--- start ---

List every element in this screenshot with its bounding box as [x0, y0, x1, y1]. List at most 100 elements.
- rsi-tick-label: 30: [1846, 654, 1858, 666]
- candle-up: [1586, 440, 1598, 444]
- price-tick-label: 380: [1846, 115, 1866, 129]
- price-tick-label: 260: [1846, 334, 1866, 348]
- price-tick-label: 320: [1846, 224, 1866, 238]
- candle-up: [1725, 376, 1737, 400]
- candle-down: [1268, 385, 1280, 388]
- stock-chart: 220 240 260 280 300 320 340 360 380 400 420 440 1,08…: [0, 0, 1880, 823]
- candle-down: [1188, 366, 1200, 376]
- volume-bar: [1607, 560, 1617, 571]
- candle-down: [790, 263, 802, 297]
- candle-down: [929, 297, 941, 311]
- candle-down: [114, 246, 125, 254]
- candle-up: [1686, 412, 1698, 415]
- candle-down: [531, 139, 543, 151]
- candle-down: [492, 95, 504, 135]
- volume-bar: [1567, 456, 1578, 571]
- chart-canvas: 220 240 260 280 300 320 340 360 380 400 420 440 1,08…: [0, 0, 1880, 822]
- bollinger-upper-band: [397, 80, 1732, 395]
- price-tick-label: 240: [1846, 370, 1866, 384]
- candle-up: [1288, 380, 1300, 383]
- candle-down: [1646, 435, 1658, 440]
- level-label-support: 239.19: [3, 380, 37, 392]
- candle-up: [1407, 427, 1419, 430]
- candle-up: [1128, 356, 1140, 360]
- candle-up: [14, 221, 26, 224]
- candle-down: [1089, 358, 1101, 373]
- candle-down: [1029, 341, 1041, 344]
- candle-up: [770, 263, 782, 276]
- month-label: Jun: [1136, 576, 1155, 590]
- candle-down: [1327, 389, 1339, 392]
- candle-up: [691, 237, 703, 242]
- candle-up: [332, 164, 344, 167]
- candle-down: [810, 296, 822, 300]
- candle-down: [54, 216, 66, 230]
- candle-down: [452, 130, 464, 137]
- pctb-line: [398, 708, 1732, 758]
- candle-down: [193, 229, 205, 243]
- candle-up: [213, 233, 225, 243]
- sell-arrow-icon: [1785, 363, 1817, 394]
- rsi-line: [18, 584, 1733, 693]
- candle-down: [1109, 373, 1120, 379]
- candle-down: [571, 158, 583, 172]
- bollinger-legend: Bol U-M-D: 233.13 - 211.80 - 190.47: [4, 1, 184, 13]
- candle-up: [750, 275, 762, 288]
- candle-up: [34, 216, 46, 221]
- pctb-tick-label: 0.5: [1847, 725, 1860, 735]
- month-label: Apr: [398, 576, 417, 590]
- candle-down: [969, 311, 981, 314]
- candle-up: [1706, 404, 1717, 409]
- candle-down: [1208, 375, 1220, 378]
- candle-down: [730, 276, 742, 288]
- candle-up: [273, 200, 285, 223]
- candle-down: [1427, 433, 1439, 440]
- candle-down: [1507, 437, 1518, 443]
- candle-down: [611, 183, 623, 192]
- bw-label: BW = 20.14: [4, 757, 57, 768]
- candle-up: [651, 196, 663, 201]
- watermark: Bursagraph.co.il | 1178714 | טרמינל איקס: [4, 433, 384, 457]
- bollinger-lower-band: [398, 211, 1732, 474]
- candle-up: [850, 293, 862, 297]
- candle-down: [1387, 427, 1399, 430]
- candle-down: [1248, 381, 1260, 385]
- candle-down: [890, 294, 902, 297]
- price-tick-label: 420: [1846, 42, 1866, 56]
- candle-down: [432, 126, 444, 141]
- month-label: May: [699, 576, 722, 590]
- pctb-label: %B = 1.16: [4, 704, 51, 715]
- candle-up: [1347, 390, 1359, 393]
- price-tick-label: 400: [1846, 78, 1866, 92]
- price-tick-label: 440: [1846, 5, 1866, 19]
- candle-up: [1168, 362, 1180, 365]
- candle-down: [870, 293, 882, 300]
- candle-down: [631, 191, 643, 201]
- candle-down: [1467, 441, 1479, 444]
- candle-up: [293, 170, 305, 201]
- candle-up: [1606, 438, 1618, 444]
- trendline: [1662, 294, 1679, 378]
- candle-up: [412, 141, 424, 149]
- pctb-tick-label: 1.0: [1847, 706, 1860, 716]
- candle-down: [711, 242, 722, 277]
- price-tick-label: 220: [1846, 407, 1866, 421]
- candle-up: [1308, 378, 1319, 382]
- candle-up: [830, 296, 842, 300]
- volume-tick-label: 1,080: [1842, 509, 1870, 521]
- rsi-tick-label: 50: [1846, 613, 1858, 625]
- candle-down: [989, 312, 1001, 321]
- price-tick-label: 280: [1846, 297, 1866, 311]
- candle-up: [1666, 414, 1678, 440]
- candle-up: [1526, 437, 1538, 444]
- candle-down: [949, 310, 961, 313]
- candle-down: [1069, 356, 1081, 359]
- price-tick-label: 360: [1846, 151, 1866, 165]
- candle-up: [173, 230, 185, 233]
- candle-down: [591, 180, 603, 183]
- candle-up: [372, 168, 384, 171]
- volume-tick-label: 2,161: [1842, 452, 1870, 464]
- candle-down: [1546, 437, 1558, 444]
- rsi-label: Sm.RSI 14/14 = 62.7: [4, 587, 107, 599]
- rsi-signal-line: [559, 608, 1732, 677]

--- end ---

INSTRUCTIONS FOR THE TASK:
Copy the records above word for word, keeping every line and its order unchanged.

EXERCISE RESPONSE:
List every element in this screenshot with its bounding box as [x0, y0, x1, y1]. List at most 100 elements.
- rsi-tick-label: 30: [1846, 654, 1858, 666]
- candle-up: [1586, 440, 1598, 444]
- price-tick-label: 380: [1846, 115, 1866, 129]
- price-tick-label: 260: [1846, 334, 1866, 348]
- price-tick-label: 320: [1846, 224, 1866, 238]
- candle-up: [1725, 376, 1737, 400]
- candle-down: [1268, 385, 1280, 388]
- stock-chart: 220 240 260 280 300 320 340 360 380 400 420 440 1,08…: [0, 0, 1880, 823]
- candle-down: [1188, 366, 1200, 376]
- volume-bar: [1607, 560, 1617, 571]
- candle-down: [790, 263, 802, 297]
- candle-down: [929, 297, 941, 311]
- candle-down: [114, 246, 125, 254]
- candle-up: [1686, 412, 1698, 415]
- candle-down: [531, 139, 543, 151]
- candle-down: [492, 95, 504, 135]
- volume-bar: [1567, 456, 1578, 571]
- chart-canvas: 220 240 260 280 300 320 340 360 380 400 420 440 1,08…: [0, 0, 1880, 822]
- bollinger-upper-band: [397, 80, 1732, 395]
- price-tick-label: 240: [1846, 370, 1866, 384]
- candle-up: [1288, 380, 1300, 383]
- candle-down: [1646, 435, 1658, 440]
- level-label-support: 239.19: [3, 380, 37, 392]
- candle-up: [1407, 427, 1419, 430]
- candle-up: [1128, 356, 1140, 360]
- candle-up: [14, 221, 26, 224]
- candle-down: [1089, 358, 1101, 373]
- candle-down: [1029, 341, 1041, 344]
- candle-up: [770, 263, 782, 276]
- month-label: Jun: [1136, 576, 1155, 590]
- candle-down: [1327, 389, 1339, 392]
- candle-up: [691, 237, 703, 242]
- candle-up: [332, 164, 344, 167]
- candle-down: [810, 296, 822, 300]
- candle-down: [54, 216, 66, 230]
- candle-down: [452, 130, 464, 137]
- pctb-line: [398, 708, 1732, 758]
- candle-down: [193, 229, 205, 243]
- candle-up: [213, 233, 225, 243]
- sell-arrow-icon: [1785, 363, 1817, 394]
- rsi-line: [18, 584, 1733, 693]
- candle-down: [1109, 373, 1120, 379]
- candle-down: [571, 158, 583, 172]
- bollinger-legend: Bol U-M-D: 233.13 - 211.80 - 190.47: [4, 1, 184, 13]
- candle-up: [750, 275, 762, 288]
- candle-up: [34, 216, 46, 221]
- pctb-tick-label: 0.5: [1847, 725, 1860, 735]
- month-label: Apr: [398, 576, 417, 590]
- candle-down: [969, 311, 981, 314]
- candle-up: [1706, 404, 1717, 409]
- candle-down: [1208, 375, 1220, 378]
- candle-down: [730, 276, 742, 288]
- candle-up: [273, 200, 285, 223]
- candle-down: [1427, 433, 1439, 440]
- candle-down: [1507, 437, 1518, 443]
- candle-down: [611, 183, 623, 192]
- bw-label: BW = 20.14: [4, 757, 57, 768]
- candle-up: [651, 196, 663, 201]
- watermark: Bursagraph.co.il | 1178714 | טרמינל איקס: [4, 433, 384, 457]
- bollinger-lower-band: [398, 211, 1732, 474]
- candle-up: [850, 293, 862, 297]
- candle-down: [1387, 427, 1399, 430]
- candle-down: [1248, 381, 1260, 385]
- candle-down: [890, 294, 902, 297]
- price-tick-label: 420: [1846, 42, 1866, 56]
- candle-down: [432, 126, 444, 141]
- month-label: May: [699, 576, 722, 590]
- pctb-label: %B = 1.16: [4, 704, 51, 715]
- candle-up: [1347, 390, 1359, 393]
- price-tick-label: 400: [1846, 78, 1866, 92]
- price-tick-label: 440: [1846, 5, 1866, 19]
- candle-up: [1168, 362, 1180, 365]
- candle-down: [870, 293, 882, 300]
- candle-down: [631, 191, 643, 201]
- candle-down: [1467, 441, 1479, 444]
- candle-up: [293, 170, 305, 201]
- candle-up: [1606, 438, 1618, 444]
- trendline: [1662, 294, 1679, 378]
- candle-up: [412, 141, 424, 149]
- pctb-tick-label: 1.0: [1847, 706, 1860, 716]
- candle-down: [711, 242, 722, 277]
- price-tick-label: 220: [1846, 407, 1866, 421]
- candle-up: [1308, 378, 1319, 382]
- candle-up: [830, 296, 842, 300]
- volume-tick-label: 1,080: [1842, 509, 1870, 521]
- rsi-tick-label: 50: [1846, 613, 1858, 625]
- candle-down: [989, 312, 1001, 321]
- price-tick-label: 280: [1846, 297, 1866, 311]
- candle-up: [1666, 414, 1678, 440]
- candle-up: [1526, 437, 1538, 444]
- candle-down: [949, 310, 961, 313]
- candle-down: [1069, 356, 1081, 359]
- price-tick-label: 360: [1846, 151, 1866, 165]
- candle-up: [173, 230, 185, 233]
- candle-down: [591, 180, 603, 183]
- candle-up: [372, 168, 384, 171]
- volume-tick-label: 2,161: [1842, 452, 1870, 464]
- candle-down: [1546, 437, 1558, 444]
- rsi-label: Sm.RSI 14/14 = 62.7: [4, 587, 107, 599]
- rsi-signal-line: [559, 608, 1732, 677]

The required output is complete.